Saved entries:
□ □ □

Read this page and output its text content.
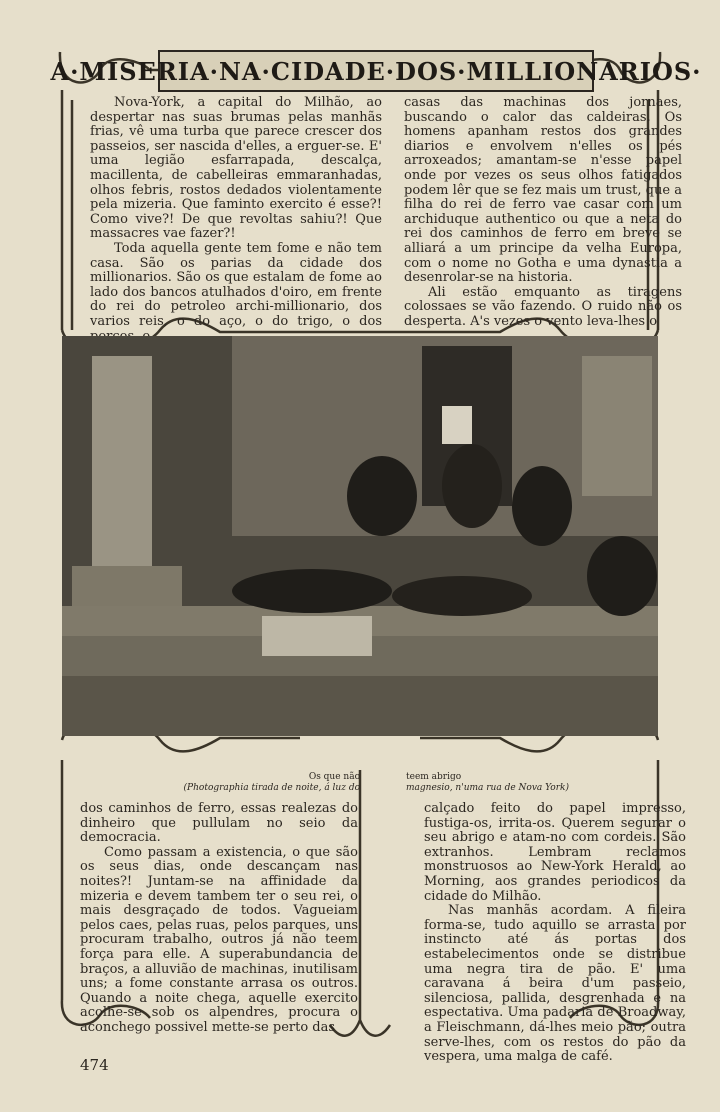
A·MISERIA·NA·CIDADE·DOS·MILLIONARIOS·

Nova-York, a capital do Milhão, ao despertar nas suas brumas pelas manhãs frias, vê uma turba que parece crescer dos passeios, ser nascida d'elles, a erguer-se. E' uma legião esfarrapada, descalça, macillenta, de cabelleiras emmaranhadas, olhos febris, rostos dedados violentamente pela mizeria. Que faminto exercito é esse?! Como vive?! De que revoltas sahiu?! Que massacres vae fazer?!

Toda aquella gente tem fome e não tem casa. São os parias da cidade dos millionarios. São os que estalam de fome ao lado dos bancos atulhados d'oiro, em frente do rei do petroleo archi-millionario, dos varios reis, o do aço, o do trigo, o dos

casas das machinas dos jornaes, buscando o calor das caldeiras. Os homens apanham restos dos grandes diarios e envolvem n'elles os pés arroxeados; amantam-se n'esse papel onde por vezes os seus olhos fatigados podem lêr que se fez mais um trust, que a filha do rei de ferro vae casar com um archiduque authentico ou que a neta do rei dos caminhos de ferro em breve se alliará a um principe da velha Europa, com o nome no Gotha e uma dynastia a desenrolar-se na historia.

Ali estão emquanto as tiragens colossaes se vão fazendo. O ruido não os desperta. A's vezes o vento leva-lhes o

Os que não
(Photographia tirada de noite, á luz do
teem abrigo
magnesio, n'uma rua de Nova York)

dos caminhos de ferro, essas realezas do dinheiro que pullulam no seio da democracia.

Como passam a existencia, o que são os seus dias, onde descançam nas noites?! Juntam-se na affinidade da mizeria e devem tambem ter o seu rei, o mais desgraçado de todos. Vagueiam pelos caes, pelas ruas, pelos parques, uns procuram trabalho, outros já não teem força para elle. A superabundancia de braços, a alluvião de machinas, inutilisam uns; a fome constante arrasa os outros. Quando a noite chega, aquelle exercito acolhe-se sob os alpendres, procura o aconchego possivel mette-se perto das

calçado feito do papel impresso, fustiga-os, irrita-os. Querem segurar o seu abrigo e atam-no com cordeis. São extranhos. Lembram reclamos monstruosos ao New-York Herald, ao Morning, aos grandes periodicos da cidade do Milhão.

Nas manhãs acordam. A fileira forma-se, tudo aquillo se arrasta por instincto até ás portas dos estabelecimentos onde se distribue uma negra tira de pão. E' uma caravana á beira d'um passeio, silenciosa, pallida, desgrenhada e na espectativa. Uma padaria de Broadway, a Fleischmann, dá-lhes meio pão; outra serve-lhes, com os restos do pão da vespera, uma malga de café.

474
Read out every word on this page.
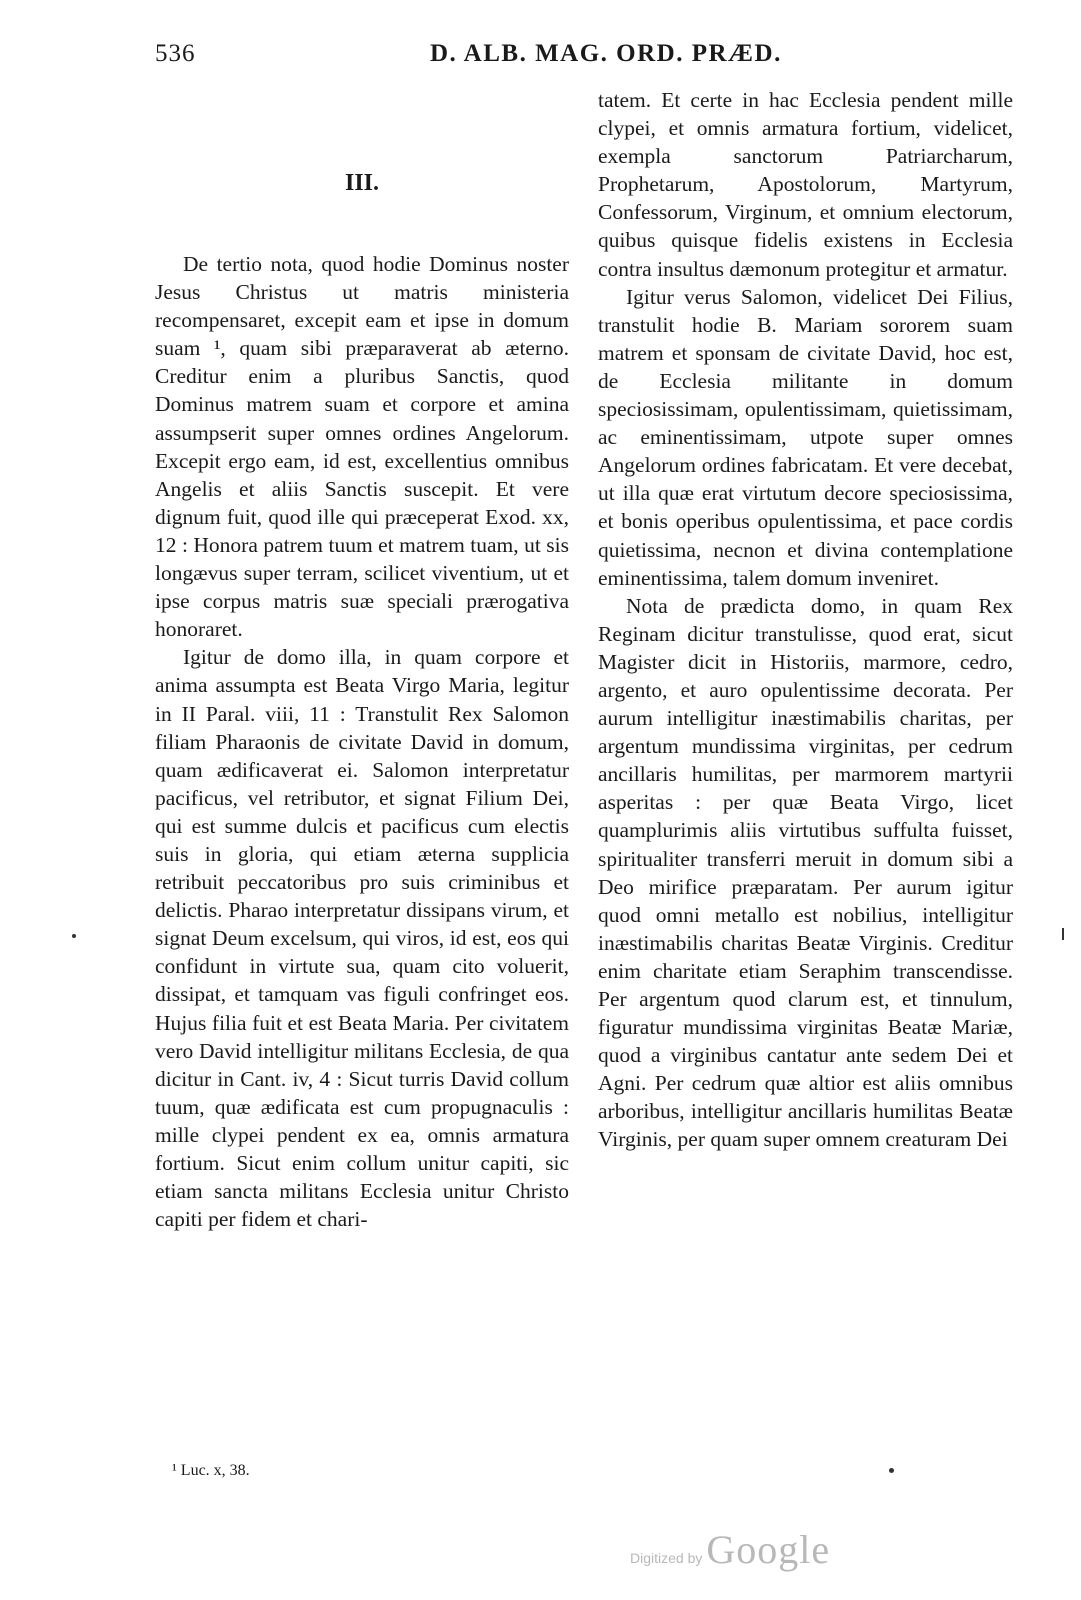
536	D. ALB. MAG. ORD. PRÆD.
III.

De tertio nota, quod hodie Dominus noster Jesus Christus ut matris ministeria recompensaret, excepit eam et ipse in domum suam ¹, quam sibi præparaverat ab æterno. Creditur enim a pluribus Sanctis, quod Dominus matrem suam et corpore et amina assumpserit super omnes ordines Angelorum. Excepit ergo eam, id est, excellentius omnibus Angelis et aliis Sanctis suscepit. Et vere dignum fuit, quod ille qui præceperat Exod. xx, 12 : Honora patrem tuum et matrem tuam, ut sis longævus super terram, scilicet viventium, ut et ipse corpus matris suæ speciali prærogativa honoraret.

Igitur de domo illa, in quam corpore et anima assumpta est Beata Virgo Maria, legitur in II Paral. viii, 11 : Transtulit Rex Salomon filiam Pharaonis de civitate David in domum, quam ædificaverat ei. Salomon interpretatur pacificus, vel retributor, et signat Filium Dei, qui est summe dulcis et pacificus cum electis suis in gloria, qui etiam æterna supplicia retribuit peccatoribus pro suis criminibus et delictis. Pharao interpretatur dissipans virum, et signat Deum excelsum, qui viros, id est, eos qui confidunt in virtute sua, quam cito voluerit, dissipat, et tamquam vas figuli confringet eos. Hujus filia fuit et est Beata Maria. Per civitatem vero David intelligitur militans Ecclesia, de qua dicitur in Cant. iv, 4 : Sicut turris David collum tuum, quæ ædificata est cum propugnaculis : mille clypei pendent ex ea, omnis armatura fortium. Sicut enim collum unitur capiti, sic etiam sancta militans Ecclesia unitur Christo capiti per fidem et chari-

tatem. Et certe in hac Ecclesia pendent mille clypei, et omnis armatura fortium, videlicet, exempla sanctorum Patriarcharum, Prophetarum, Apostolorum, Martyrum, Confessorum, Virginum, et omnium electorum, quibus quisque fidelis existens in Ecclesia contra insultus dæmonum protegitur et armatur.

Igitur verus Salomon, videlicet Dei Filius, transtulit hodie B. Mariam sororem suam matrem et sponsam de civitate David, hoc est, de Ecclesia militante in domum speciosissimam, opulentissimam, quietissimam, ac eminentissimam, utpote super omnes Angelorum ordines fabricatam. Et vere decebat, ut illa quæ erat virtutum decore speciosissima, et bonis operibus opulentissima, et pace cordis quietissima, necnon et divina contemplatione eminentissima, talem domum inveniret.

Nota de prædicta domo, in quam Rex Reginam dicitur transtulisse, quod erat, sicut Magister dicit in Historiis, marmore, cedro, argento, et auro opulentissime decorata. Per aurum intelligitur inæstimabilis charitas, per argentum mundissima virginitas, per cedrum ancillaris humilitas, per marmorem martyrii asperitas : per quæ Beata Virgo, licet quamplurimis aliis virtutibus suffulta fuisset, spiritualiter transferri meruit in domum sibi a Deo mirifice præparatam. Per aurum igitur quod omni metallo est nobilius, intelligitur inæstimabilis charitas Beatæ Virginis. Creditur enim charitate etiam Seraphim transcendisse. Per argentum quod clarum est, et tinnulum, figuratur mundissima virginitas Beatæ Mariæ, quod a virginibus cantatur ante sedem Dei et Agni. Per cedrum quæ altior est aliis omnibus arboribus, intelligitur ancillaris humilitas Beatæ Virginis, per quam super omnem creaturam Dei

¹ Luc. x, 38.
Digitized by Google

□ □ □

Copy every line from the entries that contains the word "clypei".

REPLY:
Igitur de domo illa, in quam corpore et anima assumpta est Beata Virgo Maria, legitur in II Paral. viii, 11 : Transtulit Rex Salomon filiam Pharaonis de civitate David in domum, quam ædificaverat ei. Salomon interpretatur pacificus, vel retributor, et signat Filium Dei, qui est summe dulcis et pacificus cum electis suis in gloria, qui etiam æterna supplicia retribuit peccatoribus pro suis criminibus et delictis. Pharao interpretatur dissipans virum, et signat Deum excelsum, qui viros, id est, eos qui confidunt in virtute sua, quam cito voluerit, dissipat, et tamquam vas figuli confringet eos. Hujus filia fuit et est Beata Maria. Per civitatem vero David intelligitur militans Ecclesia, de qua dicitur in Cant. iv, 4 : Sicut turris David collum tuum, quæ ædificata est cum propugnaculis : mille clypei pendent ex ea, omnis armatura fortium. Sicut enim collum unitur capiti, sic etiam sancta militans Ecclesia unitur Christo capiti per fidem et chari-
tatem. Et certe in hac Ecclesia pendent mille clypei, et omnis armatura fortium, videlicet, exempla sanctorum Patriarcharum, Prophetarum, Apostolorum, Martyrum, Confessorum, Virginum, et omnium electorum, quibus quisque fidelis existens in Ecclesia contra insultus dæmonum protegitur et armatur.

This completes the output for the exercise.